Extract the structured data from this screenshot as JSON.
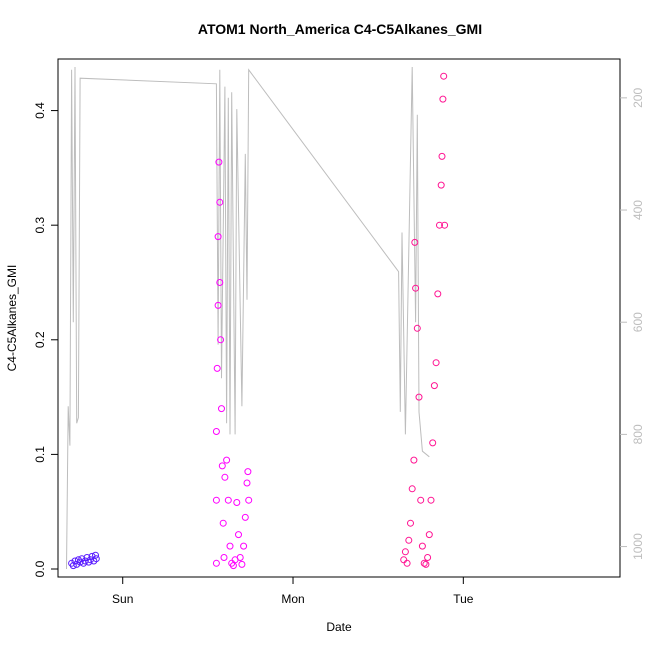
{
  "chart_data": {
    "type": "scatter",
    "title": "ATOM1 North_America C4-C5Alkanes_GMI",
    "xlabel": "Date",
    "ylabel": "C4-C5Alkanes_GMI",
    "x_ticks": [
      "Sun",
      "Mon",
      "Tue"
    ],
    "y_ticks": [
      "0.0",
      "0.1",
      "0.2",
      "0.3",
      "0.4"
    ],
    "y_range": [
      0.0,
      0.445
    ],
    "x_range_days": [
      -0.38,
      2.92
    ],
    "right_axis": {
      "ticks": [
        "200",
        "400",
        "600",
        "800",
        "1000"
      ],
      "range": [
        1040,
        145
      ],
      "color": "#bdbdbd"
    },
    "grid": false,
    "legend": "none",
    "colors": {
      "early": "#5a1cff",
      "middle": "#ff00ff",
      "late": "#ff1493",
      "pressure_line": "#bdbdbd"
    },
    "series": [
      {
        "color": "#5a1cff",
        "values": [
          [
            -0.3,
            0.005
          ],
          [
            -0.29,
            0.003
          ],
          [
            -0.28,
            0.007
          ],
          [
            -0.27,
            0.004
          ],
          [
            -0.26,
            0.008
          ],
          [
            -0.25,
            0.006
          ],
          [
            -0.24,
            0.009
          ],
          [
            -0.23,
            0.005
          ],
          [
            -0.22,
            0.007
          ],
          [
            -0.21,
            0.01
          ],
          [
            -0.2,
            0.006
          ],
          [
            -0.19,
            0.008
          ],
          [
            -0.18,
            0.011
          ],
          [
            -0.17,
            0.007
          ],
          [
            -0.16,
            0.012
          ],
          [
            -0.155,
            0.009
          ]
        ]
      },
      {
        "color": "#ff00ff",
        "values": [
          [
            0.55,
            0.005
          ],
          [
            0.55,
            0.06
          ],
          [
            0.55,
            0.12
          ],
          [
            0.555,
            0.175
          ],
          [
            0.56,
            0.23
          ],
          [
            0.56,
            0.29
          ],
          [
            0.565,
            0.355
          ],
          [
            0.57,
            0.32
          ],
          [
            0.57,
            0.25
          ],
          [
            0.575,
            0.2
          ],
          [
            0.58,
            0.14
          ],
          [
            0.585,
            0.09
          ],
          [
            0.59,
            0.04
          ],
          [
            0.595,
            0.01
          ],
          [
            0.6,
            0.08
          ],
          [
            0.61,
            0.095
          ],
          [
            0.62,
            0.06
          ],
          [
            0.63,
            0.02
          ],
          [
            0.64,
            0.005
          ],
          [
            0.65,
            0.003
          ],
          [
            0.66,
            0.008
          ],
          [
            0.67,
            0.058
          ],
          [
            0.68,
            0.03
          ],
          [
            0.69,
            0.01
          ],
          [
            0.7,
            0.004
          ],
          [
            0.71,
            0.02
          ],
          [
            0.72,
            0.045
          ],
          [
            0.73,
            0.075
          ],
          [
            0.735,
            0.085
          ],
          [
            0.74,
            0.06
          ]
        ]
      },
      {
        "color": "#ff1493",
        "values": [
          [
            1.65,
            0.008
          ],
          [
            1.66,
            0.015
          ],
          [
            1.67,
            0.005
          ],
          [
            1.68,
            0.025
          ],
          [
            1.69,
            0.04
          ],
          [
            1.7,
            0.07
          ],
          [
            1.71,
            0.095
          ],
          [
            1.715,
            0.285
          ],
          [
            1.72,
            0.245
          ],
          [
            1.73,
            0.21
          ],
          [
            1.74,
            0.15
          ],
          [
            1.75,
            0.06
          ],
          [
            1.76,
            0.02
          ],
          [
            1.77,
            0.005
          ],
          [
            1.78,
            0.004
          ],
          [
            1.79,
            0.01
          ],
          [
            1.8,
            0.03
          ],
          [
            1.81,
            0.06
          ],
          [
            1.82,
            0.11
          ],
          [
            1.83,
            0.16
          ],
          [
            1.84,
            0.18
          ],
          [
            1.85,
            0.24
          ],
          [
            1.86,
            0.3
          ],
          [
            1.87,
            0.335
          ],
          [
            1.875,
            0.36
          ],
          [
            1.88,
            0.41
          ],
          [
            1.885,
            0.43
          ],
          [
            1.89,
            0.3
          ]
        ]
      }
    ],
    "pressure_line": [
      [
        -0.33,
        1040
      ],
      [
        -0.32,
        750
      ],
      [
        -0.31,
        820
      ],
      [
        -0.3,
        150
      ],
      [
        -0.29,
        600
      ],
      [
        -0.28,
        145
      ],
      [
        -0.27,
        780
      ],
      [
        -0.26,
        770
      ],
      [
        -0.25,
        165
      ],
      [
        0.55,
        175
      ],
      [
        0.56,
        640
      ],
      [
        0.57,
        150
      ],
      [
        0.58,
        700
      ],
      [
        0.6,
        180
      ],
      [
        0.61,
        780
      ],
      [
        0.62,
        200
      ],
      [
        0.63,
        800
      ],
      [
        0.64,
        190
      ],
      [
        0.66,
        800
      ],
      [
        0.67,
        220
      ],
      [
        0.7,
        750
      ],
      [
        0.72,
        300
      ],
      [
        0.73,
        560
      ],
      [
        0.74,
        150
      ],
      [
        1.62,
        510
      ],
      [
        1.63,
        760
      ],
      [
        1.64,
        440
      ],
      [
        1.66,
        800
      ],
      [
        1.7,
        145
      ],
      [
        1.72,
        600
      ],
      [
        1.73,
        230
      ],
      [
        1.74,
        760
      ],
      [
        1.76,
        830
      ],
      [
        1.8,
        840
      ]
    ]
  }
}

= WHAT TO WORK ON =
Make an exact reproduction of the listing above, without any pictures.

= EXERCISE RESULT =
Extract the structured data from this screenshot as JSON.
{
  "chart_data": {
    "type": "scatter",
    "title": "ATOM1 North_America C4-C5Alkanes_GMI",
    "xlabel": "Date",
    "ylabel": "C4-C5Alkanes_GMI",
    "x_ticks": [
      "Sun",
      "Mon",
      "Tue"
    ],
    "y_ticks": [
      "0.0",
      "0.1",
      "0.2",
      "0.3",
      "0.4"
    ],
    "y_range": [
      0.0,
      0.445
    ],
    "x_range_days": [
      -0.38,
      2.92
    ],
    "right_axis": {
      "ticks": [
        "200",
        "400",
        "600",
        "800",
        "1000"
      ],
      "range": [
        1040,
        145
      ],
      "color": "#bdbdbd"
    },
    "grid": false,
    "legend": "none",
    "colors": {
      "early": "#5a1cff",
      "middle": "#ff00ff",
      "late": "#ff1493",
      "pressure_line": "#bdbdbd"
    },
    "series": [
      {
        "color": "#5a1cff",
        "values": [
          [
            -0.3,
            0.005
          ],
          [
            -0.29,
            0.003
          ],
          [
            -0.28,
            0.007
          ],
          [
            -0.27,
            0.004
          ],
          [
            -0.26,
            0.008
          ],
          [
            -0.25,
            0.006
          ],
          [
            -0.24,
            0.009
          ],
          [
            -0.23,
            0.005
          ],
          [
            -0.22,
            0.007
          ],
          [
            -0.21,
            0.01
          ],
          [
            -0.2,
            0.006
          ],
          [
            -0.19,
            0.008
          ],
          [
            -0.18,
            0.011
          ],
          [
            -0.17,
            0.007
          ],
          [
            -0.16,
            0.012
          ],
          [
            -0.155,
            0.009
          ]
        ]
      },
      {
        "color": "#ff00ff",
        "values": [
          [
            0.55,
            0.005
          ],
          [
            0.55,
            0.06
          ],
          [
            0.55,
            0.12
          ],
          [
            0.555,
            0.175
          ],
          [
            0.56,
            0.23
          ],
          [
            0.56,
            0.29
          ],
          [
            0.565,
            0.355
          ],
          [
            0.57,
            0.32
          ],
          [
            0.57,
            0.25
          ],
          [
            0.575,
            0.2
          ],
          [
            0.58,
            0.14
          ],
          [
            0.585,
            0.09
          ],
          [
            0.59,
            0.04
          ],
          [
            0.595,
            0.01
          ],
          [
            0.6,
            0.08
          ],
          [
            0.61,
            0.095
          ],
          [
            0.62,
            0.06
          ],
          [
            0.63,
            0.02
          ],
          [
            0.64,
            0.005
          ],
          [
            0.65,
            0.003
          ],
          [
            0.66,
            0.008
          ],
          [
            0.67,
            0.058
          ],
          [
            0.68,
            0.03
          ],
          [
            0.69,
            0.01
          ],
          [
            0.7,
            0.004
          ],
          [
            0.71,
            0.02
          ],
          [
            0.72,
            0.045
          ],
          [
            0.73,
            0.075
          ],
          [
            0.735,
            0.085
          ],
          [
            0.74,
            0.06
          ]
        ]
      },
      {
        "color": "#ff1493",
        "values": [
          [
            1.65,
            0.008
          ],
          [
            1.66,
            0.015
          ],
          [
            1.67,
            0.005
          ],
          [
            1.68,
            0.025
          ],
          [
            1.69,
            0.04
          ],
          [
            1.7,
            0.07
          ],
          [
            1.71,
            0.095
          ],
          [
            1.715,
            0.285
          ],
          [
            1.72,
            0.245
          ],
          [
            1.73,
            0.21
          ],
          [
            1.74,
            0.15
          ],
          [
            1.75,
            0.06
          ],
          [
            1.76,
            0.02
          ],
          [
            1.77,
            0.005
          ],
          [
            1.78,
            0.004
          ],
          [
            1.79,
            0.01
          ],
          [
            1.8,
            0.03
          ],
          [
            1.81,
            0.06
          ],
          [
            1.82,
            0.11
          ],
          [
            1.83,
            0.16
          ],
          [
            1.84,
            0.18
          ],
          [
            1.85,
            0.24
          ],
          [
            1.86,
            0.3
          ],
          [
            1.87,
            0.335
          ],
          [
            1.875,
            0.36
          ],
          [
            1.88,
            0.41
          ],
          [
            1.885,
            0.43
          ],
          [
            1.89,
            0.3
          ]
        ]
      }
    ],
    "pressure_line": [
      [
        -0.33,
        1040
      ],
      [
        -0.32,
        750
      ],
      [
        -0.31,
        820
      ],
      [
        -0.3,
        150
      ],
      [
        -0.29,
        600
      ],
      [
        -0.28,
        145
      ],
      [
        -0.27,
        780
      ],
      [
        -0.26,
        770
      ],
      [
        -0.25,
        165
      ],
      [
        0.55,
        175
      ],
      [
        0.56,
        640
      ],
      [
        0.57,
        150
      ],
      [
        0.58,
        700
      ],
      [
        0.6,
        180
      ],
      [
        0.61,
        780
      ],
      [
        0.62,
        200
      ],
      [
        0.63,
        800
      ],
      [
        0.64,
        190
      ],
      [
        0.66,
        800
      ],
      [
        0.67,
        220
      ],
      [
        0.7,
        750
      ],
      [
        0.72,
        300
      ],
      [
        0.73,
        560
      ],
      [
        0.74,
        150
      ],
      [
        1.62,
        510
      ],
      [
        1.63,
        760
      ],
      [
        1.64,
        440
      ],
      [
        1.66,
        800
      ],
      [
        1.7,
        145
      ],
      [
        1.72,
        600
      ],
      [
        1.73,
        230
      ],
      [
        1.74,
        760
      ],
      [
        1.76,
        830
      ],
      [
        1.8,
        840
      ]
    ]
  }
}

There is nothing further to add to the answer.